Given instruction => Copy the entries character for character, from the very first line through the line that contains "y-tick-label: 40 (54, 288, 71, 305)", including both ends.

Start of Supplied information

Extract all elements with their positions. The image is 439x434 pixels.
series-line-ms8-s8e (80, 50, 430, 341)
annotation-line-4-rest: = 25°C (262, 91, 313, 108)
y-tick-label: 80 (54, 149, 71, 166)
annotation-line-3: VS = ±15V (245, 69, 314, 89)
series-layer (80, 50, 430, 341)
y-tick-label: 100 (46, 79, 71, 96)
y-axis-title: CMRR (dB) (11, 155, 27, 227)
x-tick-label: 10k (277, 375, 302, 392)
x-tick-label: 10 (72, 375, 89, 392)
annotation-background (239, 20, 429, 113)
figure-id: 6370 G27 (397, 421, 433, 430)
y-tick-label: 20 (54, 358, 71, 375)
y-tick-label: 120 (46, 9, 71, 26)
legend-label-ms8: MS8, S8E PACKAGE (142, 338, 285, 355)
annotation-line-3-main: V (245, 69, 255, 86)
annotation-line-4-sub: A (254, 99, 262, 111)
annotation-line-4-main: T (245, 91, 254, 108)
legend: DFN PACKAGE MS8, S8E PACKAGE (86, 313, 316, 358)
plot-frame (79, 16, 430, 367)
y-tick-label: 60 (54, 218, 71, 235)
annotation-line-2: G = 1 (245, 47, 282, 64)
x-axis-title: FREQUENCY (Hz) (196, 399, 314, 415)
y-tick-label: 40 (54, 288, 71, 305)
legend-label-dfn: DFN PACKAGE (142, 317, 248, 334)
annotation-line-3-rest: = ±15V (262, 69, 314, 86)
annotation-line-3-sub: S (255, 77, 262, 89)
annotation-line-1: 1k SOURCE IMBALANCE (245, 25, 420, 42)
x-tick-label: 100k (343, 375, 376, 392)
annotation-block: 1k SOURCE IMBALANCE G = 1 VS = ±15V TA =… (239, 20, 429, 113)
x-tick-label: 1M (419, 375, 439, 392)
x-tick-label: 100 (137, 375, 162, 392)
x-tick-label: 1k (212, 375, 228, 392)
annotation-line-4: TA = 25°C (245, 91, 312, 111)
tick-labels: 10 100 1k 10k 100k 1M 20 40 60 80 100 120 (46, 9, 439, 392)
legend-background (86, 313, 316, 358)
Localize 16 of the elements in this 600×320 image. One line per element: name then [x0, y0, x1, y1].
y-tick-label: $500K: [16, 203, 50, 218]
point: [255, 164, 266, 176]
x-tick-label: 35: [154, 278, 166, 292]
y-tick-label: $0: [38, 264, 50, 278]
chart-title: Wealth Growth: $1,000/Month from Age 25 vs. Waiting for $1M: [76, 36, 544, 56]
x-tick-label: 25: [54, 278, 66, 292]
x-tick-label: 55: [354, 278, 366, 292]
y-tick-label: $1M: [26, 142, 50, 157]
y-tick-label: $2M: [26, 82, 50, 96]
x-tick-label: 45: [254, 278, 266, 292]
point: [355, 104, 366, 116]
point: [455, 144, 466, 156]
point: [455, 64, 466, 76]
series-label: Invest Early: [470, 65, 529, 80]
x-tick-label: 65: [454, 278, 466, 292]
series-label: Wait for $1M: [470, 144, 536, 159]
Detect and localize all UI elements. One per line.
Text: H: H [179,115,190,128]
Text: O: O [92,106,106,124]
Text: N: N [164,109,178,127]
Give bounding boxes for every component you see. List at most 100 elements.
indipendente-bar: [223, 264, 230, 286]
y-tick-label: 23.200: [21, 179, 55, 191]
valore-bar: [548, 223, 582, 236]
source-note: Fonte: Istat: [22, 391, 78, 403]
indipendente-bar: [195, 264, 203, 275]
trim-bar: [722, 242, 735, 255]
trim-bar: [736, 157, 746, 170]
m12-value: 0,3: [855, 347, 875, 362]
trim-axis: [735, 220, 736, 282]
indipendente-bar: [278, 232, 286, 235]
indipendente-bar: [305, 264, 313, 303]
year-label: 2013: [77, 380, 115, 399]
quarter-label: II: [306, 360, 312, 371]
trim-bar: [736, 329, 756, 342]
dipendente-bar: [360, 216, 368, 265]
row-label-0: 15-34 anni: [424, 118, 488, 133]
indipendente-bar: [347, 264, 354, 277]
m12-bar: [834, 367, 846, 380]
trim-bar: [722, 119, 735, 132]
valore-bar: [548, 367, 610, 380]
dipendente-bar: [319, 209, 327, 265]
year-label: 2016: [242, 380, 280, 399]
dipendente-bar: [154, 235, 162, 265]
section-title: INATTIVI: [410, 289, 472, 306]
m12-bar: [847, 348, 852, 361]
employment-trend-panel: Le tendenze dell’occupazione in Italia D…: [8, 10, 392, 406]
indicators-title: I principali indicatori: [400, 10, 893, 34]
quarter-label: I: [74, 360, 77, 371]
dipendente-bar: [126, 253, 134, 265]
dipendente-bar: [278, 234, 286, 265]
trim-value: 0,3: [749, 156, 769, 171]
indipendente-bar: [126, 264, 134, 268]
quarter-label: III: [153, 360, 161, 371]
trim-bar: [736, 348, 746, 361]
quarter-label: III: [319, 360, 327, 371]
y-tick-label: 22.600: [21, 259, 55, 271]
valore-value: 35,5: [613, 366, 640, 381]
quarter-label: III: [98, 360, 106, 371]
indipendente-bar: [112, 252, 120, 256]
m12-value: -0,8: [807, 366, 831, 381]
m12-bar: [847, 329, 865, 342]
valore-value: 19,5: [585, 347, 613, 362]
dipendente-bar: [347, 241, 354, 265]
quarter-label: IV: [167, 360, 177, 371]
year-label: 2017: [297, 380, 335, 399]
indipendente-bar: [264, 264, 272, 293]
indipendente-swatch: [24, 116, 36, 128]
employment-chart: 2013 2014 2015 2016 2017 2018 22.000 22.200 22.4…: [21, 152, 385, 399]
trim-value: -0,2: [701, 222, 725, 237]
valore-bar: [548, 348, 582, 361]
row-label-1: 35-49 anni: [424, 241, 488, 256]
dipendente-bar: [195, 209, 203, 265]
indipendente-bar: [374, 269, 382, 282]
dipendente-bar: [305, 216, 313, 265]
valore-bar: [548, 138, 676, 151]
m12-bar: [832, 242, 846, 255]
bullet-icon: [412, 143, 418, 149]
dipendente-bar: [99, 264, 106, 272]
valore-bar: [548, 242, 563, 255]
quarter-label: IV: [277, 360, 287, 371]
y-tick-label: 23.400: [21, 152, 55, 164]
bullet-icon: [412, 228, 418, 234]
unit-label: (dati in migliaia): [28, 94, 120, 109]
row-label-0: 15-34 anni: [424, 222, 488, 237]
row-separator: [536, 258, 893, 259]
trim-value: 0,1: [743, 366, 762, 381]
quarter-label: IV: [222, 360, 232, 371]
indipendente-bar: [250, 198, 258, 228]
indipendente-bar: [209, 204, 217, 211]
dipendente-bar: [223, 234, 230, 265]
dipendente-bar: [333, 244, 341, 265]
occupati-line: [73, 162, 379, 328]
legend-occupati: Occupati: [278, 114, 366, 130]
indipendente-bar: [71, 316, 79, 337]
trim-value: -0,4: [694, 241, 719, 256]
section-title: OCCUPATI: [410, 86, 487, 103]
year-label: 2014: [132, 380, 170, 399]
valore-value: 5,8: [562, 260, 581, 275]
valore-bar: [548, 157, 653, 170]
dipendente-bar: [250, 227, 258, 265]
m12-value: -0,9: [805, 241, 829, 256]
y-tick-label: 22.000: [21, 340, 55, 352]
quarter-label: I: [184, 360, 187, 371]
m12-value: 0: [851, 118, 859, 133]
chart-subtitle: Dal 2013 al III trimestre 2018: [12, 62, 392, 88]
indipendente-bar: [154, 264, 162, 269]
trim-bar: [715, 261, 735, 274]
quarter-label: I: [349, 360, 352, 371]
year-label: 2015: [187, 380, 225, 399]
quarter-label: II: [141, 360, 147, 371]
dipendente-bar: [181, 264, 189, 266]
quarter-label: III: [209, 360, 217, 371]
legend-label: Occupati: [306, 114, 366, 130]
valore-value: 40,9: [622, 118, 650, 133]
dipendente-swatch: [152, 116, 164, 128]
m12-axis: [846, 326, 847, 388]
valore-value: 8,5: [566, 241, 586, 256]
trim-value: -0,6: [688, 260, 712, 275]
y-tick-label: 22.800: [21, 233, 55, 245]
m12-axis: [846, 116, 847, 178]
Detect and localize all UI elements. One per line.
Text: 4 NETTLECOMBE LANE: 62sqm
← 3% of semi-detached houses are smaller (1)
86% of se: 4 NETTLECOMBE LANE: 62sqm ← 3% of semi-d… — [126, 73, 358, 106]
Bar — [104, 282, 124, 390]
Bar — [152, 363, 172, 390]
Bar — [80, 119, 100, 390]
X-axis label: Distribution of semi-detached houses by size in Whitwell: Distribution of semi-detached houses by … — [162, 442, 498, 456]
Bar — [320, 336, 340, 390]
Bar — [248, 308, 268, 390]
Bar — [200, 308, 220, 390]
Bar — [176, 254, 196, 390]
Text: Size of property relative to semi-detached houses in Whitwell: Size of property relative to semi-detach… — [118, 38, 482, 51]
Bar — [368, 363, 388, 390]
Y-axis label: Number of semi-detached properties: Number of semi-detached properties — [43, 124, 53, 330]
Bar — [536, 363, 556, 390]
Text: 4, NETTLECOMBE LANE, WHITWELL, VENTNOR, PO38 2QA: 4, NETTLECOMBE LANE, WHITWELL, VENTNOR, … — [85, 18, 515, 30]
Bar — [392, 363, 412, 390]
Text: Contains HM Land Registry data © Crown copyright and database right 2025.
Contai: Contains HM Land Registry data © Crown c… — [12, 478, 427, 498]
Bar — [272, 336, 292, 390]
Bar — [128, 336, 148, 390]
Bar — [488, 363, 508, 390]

End of Supplied information

Output for this task =>
Extract all elements with their positions. The image is 439x434 pixels.
series-line-ms8-s8e (80, 50, 430, 341)
annotation-line-4-rest: = 25°C (262, 91, 313, 108)
y-tick-label: 80 (54, 149, 71, 166)
annotation-line-3: VS = ±15V (245, 69, 314, 89)
series-layer (80, 50, 430, 341)
y-tick-label: 100 (46, 79, 71, 96)
y-axis-title: CMRR (dB) (11, 155, 27, 227)
x-tick-label: 10k (277, 375, 302, 392)
x-tick-label: 10 (72, 375, 89, 392)
annotation-background (239, 20, 429, 113)
figure-id: 6370 G27 (397, 421, 433, 430)
y-tick-label: 20 (54, 358, 71, 375)
y-tick-label: 120 (46, 9, 71, 26)
legend-label-ms8: MS8, S8E PACKAGE (142, 338, 285, 355)
annotation-line-3-main: V (245, 69, 255, 86)
annotation-line-4-sub: A (254, 99, 262, 111)
annotation-line-4-main: T (245, 91, 254, 108)
legend: DFN PACKAGE MS8, S8E PACKAGE (86, 313, 316, 358)
plot-frame (79, 16, 430, 367)
y-tick-label: 60 (54, 218, 71, 235)
annotation-line-2: G = 1 (245, 47, 282, 64)
x-axis-title: FREQUENCY (Hz) (196, 399, 314, 415)
y-tick-label: 40 (54, 288, 71, 305)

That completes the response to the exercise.